Entries with figure data
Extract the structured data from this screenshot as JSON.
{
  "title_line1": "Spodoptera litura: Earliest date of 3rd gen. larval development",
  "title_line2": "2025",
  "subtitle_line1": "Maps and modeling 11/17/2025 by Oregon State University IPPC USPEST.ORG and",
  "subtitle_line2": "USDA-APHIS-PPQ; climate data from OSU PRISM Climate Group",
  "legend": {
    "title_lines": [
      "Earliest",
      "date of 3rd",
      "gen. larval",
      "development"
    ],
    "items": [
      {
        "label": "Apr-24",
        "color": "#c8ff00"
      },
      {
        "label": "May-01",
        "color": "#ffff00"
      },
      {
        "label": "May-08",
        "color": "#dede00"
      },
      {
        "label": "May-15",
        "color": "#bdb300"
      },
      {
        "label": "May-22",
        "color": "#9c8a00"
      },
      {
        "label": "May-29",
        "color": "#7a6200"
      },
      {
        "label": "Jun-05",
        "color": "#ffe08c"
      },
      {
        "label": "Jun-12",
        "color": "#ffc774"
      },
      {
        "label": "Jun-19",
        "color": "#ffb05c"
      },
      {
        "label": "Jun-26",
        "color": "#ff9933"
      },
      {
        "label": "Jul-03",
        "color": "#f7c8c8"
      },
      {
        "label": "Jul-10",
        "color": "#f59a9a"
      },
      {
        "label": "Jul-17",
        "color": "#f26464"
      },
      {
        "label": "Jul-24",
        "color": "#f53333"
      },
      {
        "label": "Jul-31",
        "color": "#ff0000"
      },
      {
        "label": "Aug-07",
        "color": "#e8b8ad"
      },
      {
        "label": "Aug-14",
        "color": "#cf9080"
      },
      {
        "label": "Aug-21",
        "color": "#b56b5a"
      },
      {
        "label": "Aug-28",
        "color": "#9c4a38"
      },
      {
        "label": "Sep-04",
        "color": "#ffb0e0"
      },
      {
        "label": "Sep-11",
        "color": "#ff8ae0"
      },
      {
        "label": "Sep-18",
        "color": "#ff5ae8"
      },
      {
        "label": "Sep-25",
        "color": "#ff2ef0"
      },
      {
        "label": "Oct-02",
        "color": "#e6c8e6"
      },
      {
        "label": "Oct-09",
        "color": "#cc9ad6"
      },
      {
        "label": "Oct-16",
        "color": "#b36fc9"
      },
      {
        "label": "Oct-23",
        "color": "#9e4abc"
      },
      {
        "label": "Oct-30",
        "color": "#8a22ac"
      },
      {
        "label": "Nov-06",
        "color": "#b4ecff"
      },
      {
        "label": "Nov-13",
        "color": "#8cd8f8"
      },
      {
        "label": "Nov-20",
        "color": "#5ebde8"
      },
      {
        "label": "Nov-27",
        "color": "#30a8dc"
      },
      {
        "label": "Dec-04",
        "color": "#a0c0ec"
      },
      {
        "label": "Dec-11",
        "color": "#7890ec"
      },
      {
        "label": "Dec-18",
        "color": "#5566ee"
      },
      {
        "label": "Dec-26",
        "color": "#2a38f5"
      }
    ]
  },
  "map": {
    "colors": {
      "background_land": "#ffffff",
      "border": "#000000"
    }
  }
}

- REQUIRED WORK -
Pull every line containing "larval" from the material above.

- TASK SOLUTION -
  "title_line1": "Spodoptera litura: Earliest date of 3rd gen. larval development",
      "gen. larval",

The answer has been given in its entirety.